▶ _WHAT NEEDS TO BE DONE_
Each record below should be repeated precisely as written.

▶ _RECORDED DATA_

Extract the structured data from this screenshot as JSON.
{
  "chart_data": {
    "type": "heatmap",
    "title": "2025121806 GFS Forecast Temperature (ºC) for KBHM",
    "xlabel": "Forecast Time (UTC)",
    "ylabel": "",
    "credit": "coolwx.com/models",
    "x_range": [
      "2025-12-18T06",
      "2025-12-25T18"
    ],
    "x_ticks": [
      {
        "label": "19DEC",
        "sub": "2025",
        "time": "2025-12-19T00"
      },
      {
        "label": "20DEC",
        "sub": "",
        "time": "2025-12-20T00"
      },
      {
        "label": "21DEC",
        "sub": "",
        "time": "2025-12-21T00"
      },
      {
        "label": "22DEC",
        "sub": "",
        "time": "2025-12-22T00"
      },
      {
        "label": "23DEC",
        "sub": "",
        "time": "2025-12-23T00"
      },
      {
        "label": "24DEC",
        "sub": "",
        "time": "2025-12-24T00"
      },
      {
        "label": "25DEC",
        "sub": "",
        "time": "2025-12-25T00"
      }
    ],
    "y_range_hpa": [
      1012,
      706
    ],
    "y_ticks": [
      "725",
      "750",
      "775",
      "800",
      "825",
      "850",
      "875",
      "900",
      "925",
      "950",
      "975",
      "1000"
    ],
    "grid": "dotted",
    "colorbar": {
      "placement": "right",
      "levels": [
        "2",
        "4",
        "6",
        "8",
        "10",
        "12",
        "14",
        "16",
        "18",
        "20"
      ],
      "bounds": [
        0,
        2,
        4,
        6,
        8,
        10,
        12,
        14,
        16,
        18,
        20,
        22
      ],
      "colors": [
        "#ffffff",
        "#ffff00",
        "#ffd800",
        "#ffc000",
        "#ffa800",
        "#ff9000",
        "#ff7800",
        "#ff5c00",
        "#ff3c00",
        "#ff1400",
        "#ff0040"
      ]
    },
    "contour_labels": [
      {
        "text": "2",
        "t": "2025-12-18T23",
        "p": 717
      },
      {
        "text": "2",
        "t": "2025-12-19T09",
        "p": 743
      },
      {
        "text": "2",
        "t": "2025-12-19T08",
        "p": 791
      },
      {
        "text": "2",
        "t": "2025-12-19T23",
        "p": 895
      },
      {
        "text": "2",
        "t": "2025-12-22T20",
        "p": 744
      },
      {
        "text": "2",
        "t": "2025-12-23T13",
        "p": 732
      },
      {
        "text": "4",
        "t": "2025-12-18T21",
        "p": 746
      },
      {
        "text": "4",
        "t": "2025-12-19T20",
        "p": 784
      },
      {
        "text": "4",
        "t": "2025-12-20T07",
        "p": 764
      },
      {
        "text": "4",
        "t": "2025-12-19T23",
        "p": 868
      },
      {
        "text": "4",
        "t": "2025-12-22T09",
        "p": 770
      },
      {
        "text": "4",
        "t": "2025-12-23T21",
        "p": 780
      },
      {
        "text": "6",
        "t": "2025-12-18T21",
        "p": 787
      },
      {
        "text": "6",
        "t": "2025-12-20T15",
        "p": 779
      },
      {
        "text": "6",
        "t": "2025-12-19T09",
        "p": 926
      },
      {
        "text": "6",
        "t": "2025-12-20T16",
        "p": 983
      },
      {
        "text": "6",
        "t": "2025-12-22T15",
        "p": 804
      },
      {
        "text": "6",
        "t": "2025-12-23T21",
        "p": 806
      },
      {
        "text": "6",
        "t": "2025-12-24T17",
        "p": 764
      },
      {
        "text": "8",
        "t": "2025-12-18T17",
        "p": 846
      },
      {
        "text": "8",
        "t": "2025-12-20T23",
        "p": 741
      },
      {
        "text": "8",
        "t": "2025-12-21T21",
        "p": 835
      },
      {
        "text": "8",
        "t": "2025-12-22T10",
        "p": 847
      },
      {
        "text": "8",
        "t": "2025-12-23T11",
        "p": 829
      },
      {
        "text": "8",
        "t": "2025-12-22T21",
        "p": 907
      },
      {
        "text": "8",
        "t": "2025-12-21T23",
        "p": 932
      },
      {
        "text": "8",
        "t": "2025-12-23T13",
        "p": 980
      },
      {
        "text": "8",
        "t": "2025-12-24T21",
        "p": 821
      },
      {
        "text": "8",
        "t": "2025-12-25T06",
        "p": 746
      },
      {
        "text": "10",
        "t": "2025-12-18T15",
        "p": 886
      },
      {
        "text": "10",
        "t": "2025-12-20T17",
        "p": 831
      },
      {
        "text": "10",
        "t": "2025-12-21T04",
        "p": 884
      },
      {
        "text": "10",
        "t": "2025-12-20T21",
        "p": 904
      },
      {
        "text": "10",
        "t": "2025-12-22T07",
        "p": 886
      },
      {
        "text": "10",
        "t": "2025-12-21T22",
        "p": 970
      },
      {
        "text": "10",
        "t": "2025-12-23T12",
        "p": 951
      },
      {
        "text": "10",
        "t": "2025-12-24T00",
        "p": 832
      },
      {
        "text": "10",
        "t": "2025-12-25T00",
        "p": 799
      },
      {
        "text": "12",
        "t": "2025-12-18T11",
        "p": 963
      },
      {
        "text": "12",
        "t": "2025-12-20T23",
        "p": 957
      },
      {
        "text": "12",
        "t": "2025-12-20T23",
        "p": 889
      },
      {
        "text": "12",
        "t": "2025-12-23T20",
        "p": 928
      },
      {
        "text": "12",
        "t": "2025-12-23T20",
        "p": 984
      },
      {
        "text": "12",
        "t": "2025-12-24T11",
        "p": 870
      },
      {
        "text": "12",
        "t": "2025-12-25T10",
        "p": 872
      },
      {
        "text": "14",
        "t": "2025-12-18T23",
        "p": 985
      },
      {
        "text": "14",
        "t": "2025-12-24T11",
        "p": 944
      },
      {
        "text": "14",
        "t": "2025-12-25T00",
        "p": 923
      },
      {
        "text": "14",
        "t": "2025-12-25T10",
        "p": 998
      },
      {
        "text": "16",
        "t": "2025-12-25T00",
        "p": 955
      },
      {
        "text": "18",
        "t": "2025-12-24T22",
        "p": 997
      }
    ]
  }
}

▶ _ANSWER FOR THIS EXERCISE_
Extract the structured data from this screenshot as JSON.
{
  "chart_data": {
    "type": "heatmap",
    "title": "2025121806 GFS Forecast Temperature (ºC) for KBHM",
    "xlabel": "Forecast Time (UTC)",
    "ylabel": "",
    "credit": "coolwx.com/models",
    "x_range": [
      "2025-12-18T06",
      "2025-12-25T18"
    ],
    "x_ticks": [
      {
        "label": "19DEC",
        "sub": "2025",
        "time": "2025-12-19T00"
      },
      {
        "label": "20DEC",
        "sub": "",
        "time": "2025-12-20T00"
      },
      {
        "label": "21DEC",
        "sub": "",
        "time": "2025-12-21T00"
      },
      {
        "label": "22DEC",
        "sub": "",
        "time": "2025-12-22T00"
      },
      {
        "label": "23DEC",
        "sub": "",
        "time": "2025-12-23T00"
      },
      {
        "label": "24DEC",
        "sub": "",
        "time": "2025-12-24T00"
      },
      {
        "label": "25DEC",
        "sub": "",
        "time": "2025-12-25T00"
      }
    ],
    "y_range_hpa": [
      1012,
      706
    ],
    "y_ticks": [
      "725",
      "750",
      "775",
      "800",
      "825",
      "850",
      "875",
      "900",
      "925",
      "950",
      "975",
      "1000"
    ],
    "grid": "dotted",
    "colorbar": {
      "placement": "right",
      "levels": [
        "2",
        "4",
        "6",
        "8",
        "10",
        "12",
        "14",
        "16",
        "18",
        "20"
      ],
      "bounds": [
        0,
        2,
        4,
        6,
        8,
        10,
        12,
        14,
        16,
        18,
        20,
        22
      ],
      "colors": [
        "#ffffff",
        "#ffff00",
        "#ffd800",
        "#ffc000",
        "#ffa800",
        "#ff9000",
        "#ff7800",
        "#ff5c00",
        "#ff3c00",
        "#ff1400",
        "#ff0040"
      ]
    },
    "contour_labels": [
      {
        "text": "2",
        "t": "2025-12-18T23",
        "p": 717
      },
      {
        "text": "2",
        "t": "2025-12-19T09",
        "p": 743
      },
      {
        "text": "2",
        "t": "2025-12-19T08",
        "p": 791
      },
      {
        "text": "2",
        "t": "2025-12-19T23",
        "p": 895
      },
      {
        "text": "2",
        "t": "2025-12-22T20",
        "p": 744
      },
      {
        "text": "2",
        "t": "2025-12-23T13",
        "p": 732
      },
      {
        "text": "4",
        "t": "2025-12-18T21",
        "p": 746
      },
      {
        "text": "4",
        "t": "2025-12-19T20",
        "p": 784
      },
      {
        "text": "4",
        "t": "2025-12-20T07",
        "p": 764
      },
      {
        "text": "4",
        "t": "2025-12-19T23",
        "p": 868
      },
      {
        "text": "4",
        "t": "2025-12-22T09",
        "p": 770
      },
      {
        "text": "4",
        "t": "2025-12-23T21",
        "p": 780
      },
      {
        "text": "6",
        "t": "2025-12-18T21",
        "p": 787
      },
      {
        "text": "6",
        "t": "2025-12-20T15",
        "p": 779
      },
      {
        "text": "6",
        "t": "2025-12-19T09",
        "p": 926
      },
      {
        "text": "6",
        "t": "2025-12-20T16",
        "p": 983
      },
      {
        "text": "6",
        "t": "2025-12-22T15",
        "p": 804
      },
      {
        "text": "6",
        "t": "2025-12-23T21",
        "p": 806
      },
      {
        "text": "6",
        "t": "2025-12-24T17",
        "p": 764
      },
      {
        "text": "8",
        "t": "2025-12-18T17",
        "p": 846
      },
      {
        "text": "8",
        "t": "2025-12-20T23",
        "p": 741
      },
      {
        "text": "8",
        "t": "2025-12-21T21",
        "p": 835
      },
      {
        "text": "8",
        "t": "2025-12-22T10",
        "p": 847
      },
      {
        "text": "8",
        "t": "2025-12-23T11",
        "p": 829
      },
      {
        "text": "8",
        "t": "2025-12-22T21",
        "p": 907
      },
      {
        "text": "8",
        "t": "2025-12-21T23",
        "p": 932
      },
      {
        "text": "8",
        "t": "2025-12-23T13",
        "p": 980
      },
      {
        "text": "8",
        "t": "2025-12-24T21",
        "p": 821
      },
      {
        "text": "8",
        "t": "2025-12-25T06",
        "p": 746
      },
      {
        "text": "10",
        "t": "2025-12-18T15",
        "p": 886
      },
      {
        "text": "10",
        "t": "2025-12-20T17",
        "p": 831
      },
      {
        "text": "10",
        "t": "2025-12-21T04",
        "p": 884
      },
      {
        "text": "10",
        "t": "2025-12-20T21",
        "p": 904
      },
      {
        "text": "10",
        "t": "2025-12-22T07",
        "p": 886
      },
      {
        "text": "10",
        "t": "2025-12-21T22",
        "p": 970
      },
      {
        "text": "10",
        "t": "2025-12-23T12",
        "p": 951
      },
      {
        "text": "10",
        "t": "2025-12-24T00",
        "p": 832
      },
      {
        "text": "10",
        "t": "2025-12-25T00",
        "p": 799
      },
      {
        "text": "12",
        "t": "2025-12-18T11",
        "p": 963
      },
      {
        "text": "12",
        "t": "2025-12-20T23",
        "p": 957
      },
      {
        "text": "12",
        "t": "2025-12-20T23",
        "p": 889
      },
      {
        "text": "12",
        "t": "2025-12-23T20",
        "p": 928
      },
      {
        "text": "12",
        "t": "2025-12-23T20",
        "p": 984
      },
      {
        "text": "12",
        "t": "2025-12-24T11",
        "p": 870
      },
      {
        "text": "12",
        "t": "2025-12-25T10",
        "p": 872
      },
      {
        "text": "14",
        "t": "2025-12-18T23",
        "p": 985
      },
      {
        "text": "14",
        "t": "2025-12-24T11",
        "p": 944
      },
      {
        "text": "14",
        "t": "2025-12-25T00",
        "p": 923
      },
      {
        "text": "14",
        "t": "2025-12-25T10",
        "p": 998
      },
      {
        "text": "16",
        "t": "2025-12-25T00",
        "p": 955
      },
      {
        "text": "18",
        "t": "2025-12-24T22",
        "p": 997
      }
    ]
  }
}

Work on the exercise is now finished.